Task brief: Restate each of the lines given below, word for word.

Supplied information:
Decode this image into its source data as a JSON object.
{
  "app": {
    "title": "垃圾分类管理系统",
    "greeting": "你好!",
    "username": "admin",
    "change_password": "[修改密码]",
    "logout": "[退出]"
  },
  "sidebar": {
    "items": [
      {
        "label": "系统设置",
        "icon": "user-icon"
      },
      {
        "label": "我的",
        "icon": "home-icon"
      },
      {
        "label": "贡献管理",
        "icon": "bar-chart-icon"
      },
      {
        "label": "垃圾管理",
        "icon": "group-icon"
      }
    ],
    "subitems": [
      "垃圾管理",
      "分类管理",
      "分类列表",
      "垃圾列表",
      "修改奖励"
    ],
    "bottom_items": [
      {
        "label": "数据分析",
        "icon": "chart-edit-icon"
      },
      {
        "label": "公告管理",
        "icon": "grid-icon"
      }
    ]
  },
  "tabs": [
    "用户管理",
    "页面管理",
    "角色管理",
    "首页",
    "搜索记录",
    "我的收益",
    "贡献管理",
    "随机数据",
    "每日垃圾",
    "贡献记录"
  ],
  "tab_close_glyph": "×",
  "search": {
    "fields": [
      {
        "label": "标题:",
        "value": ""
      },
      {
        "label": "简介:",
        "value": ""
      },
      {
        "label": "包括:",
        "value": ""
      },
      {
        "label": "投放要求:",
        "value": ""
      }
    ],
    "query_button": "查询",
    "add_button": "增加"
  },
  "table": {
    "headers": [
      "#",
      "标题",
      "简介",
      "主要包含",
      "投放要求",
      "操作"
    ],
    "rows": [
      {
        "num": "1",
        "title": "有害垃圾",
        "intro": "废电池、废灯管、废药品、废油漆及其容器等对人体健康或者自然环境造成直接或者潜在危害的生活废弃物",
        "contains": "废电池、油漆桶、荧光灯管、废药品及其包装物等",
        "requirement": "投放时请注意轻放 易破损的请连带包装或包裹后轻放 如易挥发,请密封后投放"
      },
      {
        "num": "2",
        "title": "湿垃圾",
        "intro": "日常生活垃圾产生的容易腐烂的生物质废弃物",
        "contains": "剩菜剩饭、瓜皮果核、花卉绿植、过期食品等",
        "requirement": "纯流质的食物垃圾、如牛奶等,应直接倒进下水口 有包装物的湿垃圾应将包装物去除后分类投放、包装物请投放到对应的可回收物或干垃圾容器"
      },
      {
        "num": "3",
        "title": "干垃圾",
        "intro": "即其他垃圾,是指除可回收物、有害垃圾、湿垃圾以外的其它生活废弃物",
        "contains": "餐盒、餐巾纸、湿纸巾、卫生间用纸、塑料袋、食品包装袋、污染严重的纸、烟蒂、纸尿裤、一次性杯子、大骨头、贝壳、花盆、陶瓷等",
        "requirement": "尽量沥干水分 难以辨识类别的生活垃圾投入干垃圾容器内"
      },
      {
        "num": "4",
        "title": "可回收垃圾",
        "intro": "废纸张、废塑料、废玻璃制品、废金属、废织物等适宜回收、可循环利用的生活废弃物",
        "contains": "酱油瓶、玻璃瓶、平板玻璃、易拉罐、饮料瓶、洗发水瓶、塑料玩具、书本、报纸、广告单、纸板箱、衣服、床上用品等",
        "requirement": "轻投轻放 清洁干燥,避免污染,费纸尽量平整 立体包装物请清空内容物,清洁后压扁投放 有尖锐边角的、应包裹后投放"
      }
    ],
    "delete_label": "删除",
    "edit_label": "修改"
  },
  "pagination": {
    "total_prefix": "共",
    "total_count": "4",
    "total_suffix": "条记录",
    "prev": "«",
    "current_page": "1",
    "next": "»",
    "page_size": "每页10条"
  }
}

Task solution:
Decode this image into its source data as a JSON object.
{
  "app": {
    "title": "垃圾分类管理系统",
    "greeting": "你好!",
    "username": "admin",
    "change_password": "[修改密码]",
    "logout": "[退出]"
  },
  "sidebar": {
    "items": [
      {
        "label": "系统设置",
        "icon": "user-icon"
      },
      {
        "label": "我的",
        "icon": "home-icon"
      },
      {
        "label": "贡献管理",
        "icon": "bar-chart-icon"
      },
      {
        "label": "垃圾管理",
        "icon": "group-icon"
      }
    ],
    "subitems": [
      "垃圾管理",
      "分类管理",
      "分类列表",
      "垃圾列表",
      "修改奖励"
    ],
    "bottom_items": [
      {
        "label": "数据分析",
        "icon": "chart-edit-icon"
      },
      {
        "label": "公告管理",
        "icon": "grid-icon"
      }
    ]
  },
  "tabs": [
    "用户管理",
    "页面管理",
    "角色管理",
    "首页",
    "搜索记录",
    "我的收益",
    "贡献管理",
    "随机数据",
    "每日垃圾",
    "贡献记录"
  ],
  "tab_close_glyph": "×",
  "search": {
    "fields": [
      {
        "label": "标题:",
        "value": ""
      },
      {
        "label": "简介:",
        "value": ""
      },
      {
        "label": "包括:",
        "value": ""
      },
      {
        "label": "投放要求:",
        "value": ""
      }
    ],
    "query_button": "查询",
    "add_button": "增加"
  },
  "table": {
    "headers": [
      "#",
      "标题",
      "简介",
      "主要包含",
      "投放要求",
      "操作"
    ],
    "rows": [
      {
        "num": "1",
        "title": "有害垃圾",
        "intro": "废电池、废灯管、废药品、废油漆及其容器等对人体健康或者自然环境造成直接或者潜在危害的生活废弃物",
        "contains": "废电池、油漆桶、荧光灯管、废药品及其包装物等",
        "requirement": "投放时请注意轻放 易破损的请连带包装或包裹后轻放 如易挥发,请密封后投放"
      },
      {
        "num": "2",
        "title": "湿垃圾",
        "intro": "日常生活垃圾产生的容易腐烂的生物质废弃物",
        "contains": "剩菜剩饭、瓜皮果核、花卉绿植、过期食品等",
        "requirement": "纯流质的食物垃圾、如牛奶等,应直接倒进下水口 有包装物的湿垃圾应将包装物去除后分类投放、包装物请投放到对应的可回收物或干垃圾容器"
      },
      {
        "num": "3",
        "title": "干垃圾",
        "intro": "即其他垃圾,是指除可回收物、有害垃圾、湿垃圾以外的其它生活废弃物",
        "contains": "餐盒、餐巾纸、湿纸巾、卫生间用纸、塑料袋、食品包装袋、污染严重的纸、烟蒂、纸尿裤、一次性杯子、大骨头、贝壳、花盆、陶瓷等",
        "requirement": "尽量沥干水分 难以辨识类别的生活垃圾投入干垃圾容器内"
      },
      {
        "num": "4",
        "title": "可回收垃圾",
        "intro": "废纸张、废塑料、废玻璃制品、废金属、废织物等适宜回收、可循环利用的生活废弃物",
        "contains": "酱油瓶、玻璃瓶、平板玻璃、易拉罐、饮料瓶、洗发水瓶、塑料玩具、书本、报纸、广告单、纸板箱、衣服、床上用品等",
        "requirement": "轻投轻放 清洁干燥,避免污染,费纸尽量平整 立体包装物请清空内容物,清洁后压扁投放 有尖锐边角的、应包裹后投放"
      }
    ],
    "delete_label": "删除",
    "edit_label": "修改"
  },
  "pagination": {
    "total_prefix": "共",
    "total_count": "4",
    "total_suffix": "条记录",
    "prev": "«",
    "current_page": "1",
    "next": "»",
    "page_size": "每页10条"
  }
}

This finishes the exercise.